SHORT EXERCISE
Pick out and copy every line below that has the word "while".

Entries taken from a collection

================

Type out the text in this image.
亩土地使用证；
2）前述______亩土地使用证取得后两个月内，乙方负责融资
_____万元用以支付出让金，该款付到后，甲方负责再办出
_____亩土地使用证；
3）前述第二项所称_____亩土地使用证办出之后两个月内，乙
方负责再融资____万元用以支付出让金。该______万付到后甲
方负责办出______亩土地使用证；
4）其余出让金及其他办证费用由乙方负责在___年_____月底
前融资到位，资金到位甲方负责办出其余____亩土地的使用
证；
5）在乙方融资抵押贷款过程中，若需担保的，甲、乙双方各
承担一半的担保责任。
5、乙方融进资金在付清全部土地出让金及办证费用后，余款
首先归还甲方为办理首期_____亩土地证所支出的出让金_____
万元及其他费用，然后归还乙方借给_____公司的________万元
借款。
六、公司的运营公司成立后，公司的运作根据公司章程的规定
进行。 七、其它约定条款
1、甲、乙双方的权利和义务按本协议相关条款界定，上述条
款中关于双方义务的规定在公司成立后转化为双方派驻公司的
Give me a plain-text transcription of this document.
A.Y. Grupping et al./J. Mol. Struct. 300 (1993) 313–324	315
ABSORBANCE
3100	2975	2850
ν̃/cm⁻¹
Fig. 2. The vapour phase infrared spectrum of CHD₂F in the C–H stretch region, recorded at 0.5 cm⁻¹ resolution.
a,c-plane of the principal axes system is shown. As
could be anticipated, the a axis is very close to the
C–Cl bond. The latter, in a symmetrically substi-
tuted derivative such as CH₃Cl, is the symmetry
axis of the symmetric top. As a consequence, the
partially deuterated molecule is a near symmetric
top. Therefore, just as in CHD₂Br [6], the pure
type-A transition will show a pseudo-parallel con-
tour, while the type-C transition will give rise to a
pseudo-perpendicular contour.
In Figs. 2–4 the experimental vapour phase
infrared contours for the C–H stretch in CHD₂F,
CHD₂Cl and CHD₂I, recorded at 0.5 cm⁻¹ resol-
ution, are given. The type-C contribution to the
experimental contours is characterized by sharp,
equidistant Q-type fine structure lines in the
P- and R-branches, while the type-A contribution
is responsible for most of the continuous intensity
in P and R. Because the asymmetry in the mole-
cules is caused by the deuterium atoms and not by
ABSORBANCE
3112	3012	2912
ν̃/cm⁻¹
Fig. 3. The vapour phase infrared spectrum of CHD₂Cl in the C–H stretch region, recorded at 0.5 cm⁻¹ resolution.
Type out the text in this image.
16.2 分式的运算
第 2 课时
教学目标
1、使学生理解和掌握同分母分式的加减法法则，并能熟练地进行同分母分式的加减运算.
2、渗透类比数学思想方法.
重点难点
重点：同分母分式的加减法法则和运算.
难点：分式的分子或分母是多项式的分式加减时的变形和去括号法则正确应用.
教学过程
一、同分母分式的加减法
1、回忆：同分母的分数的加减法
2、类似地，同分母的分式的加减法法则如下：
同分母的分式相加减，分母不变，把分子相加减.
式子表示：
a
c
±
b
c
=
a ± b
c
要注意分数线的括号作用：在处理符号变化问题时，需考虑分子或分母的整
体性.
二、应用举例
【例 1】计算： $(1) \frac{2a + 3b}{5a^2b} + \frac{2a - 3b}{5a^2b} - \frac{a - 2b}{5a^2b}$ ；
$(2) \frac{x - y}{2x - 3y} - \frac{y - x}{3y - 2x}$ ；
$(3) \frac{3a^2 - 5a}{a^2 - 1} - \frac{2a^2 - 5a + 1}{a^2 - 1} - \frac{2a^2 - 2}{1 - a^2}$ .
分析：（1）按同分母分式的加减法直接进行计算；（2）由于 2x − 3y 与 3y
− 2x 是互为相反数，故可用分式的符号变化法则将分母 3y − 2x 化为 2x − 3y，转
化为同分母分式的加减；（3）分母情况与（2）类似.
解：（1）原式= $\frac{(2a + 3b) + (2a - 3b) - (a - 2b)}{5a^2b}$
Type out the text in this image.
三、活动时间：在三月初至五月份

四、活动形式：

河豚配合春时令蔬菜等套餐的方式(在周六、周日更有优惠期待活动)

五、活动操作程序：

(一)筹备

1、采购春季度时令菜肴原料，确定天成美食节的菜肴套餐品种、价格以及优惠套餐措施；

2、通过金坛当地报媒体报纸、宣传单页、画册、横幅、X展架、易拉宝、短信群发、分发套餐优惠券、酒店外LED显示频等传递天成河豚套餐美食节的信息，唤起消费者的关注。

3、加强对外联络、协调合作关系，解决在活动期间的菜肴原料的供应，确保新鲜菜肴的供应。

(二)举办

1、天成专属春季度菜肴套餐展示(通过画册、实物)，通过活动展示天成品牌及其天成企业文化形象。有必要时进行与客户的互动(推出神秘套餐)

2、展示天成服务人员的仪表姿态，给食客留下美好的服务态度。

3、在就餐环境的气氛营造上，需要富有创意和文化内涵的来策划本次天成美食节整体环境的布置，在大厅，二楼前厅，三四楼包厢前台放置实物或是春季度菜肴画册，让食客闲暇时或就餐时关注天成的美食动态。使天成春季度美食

================

TASK RESULT
tour, while the type-C transition will give rise to a
P- and R-branches, while the type-A contribution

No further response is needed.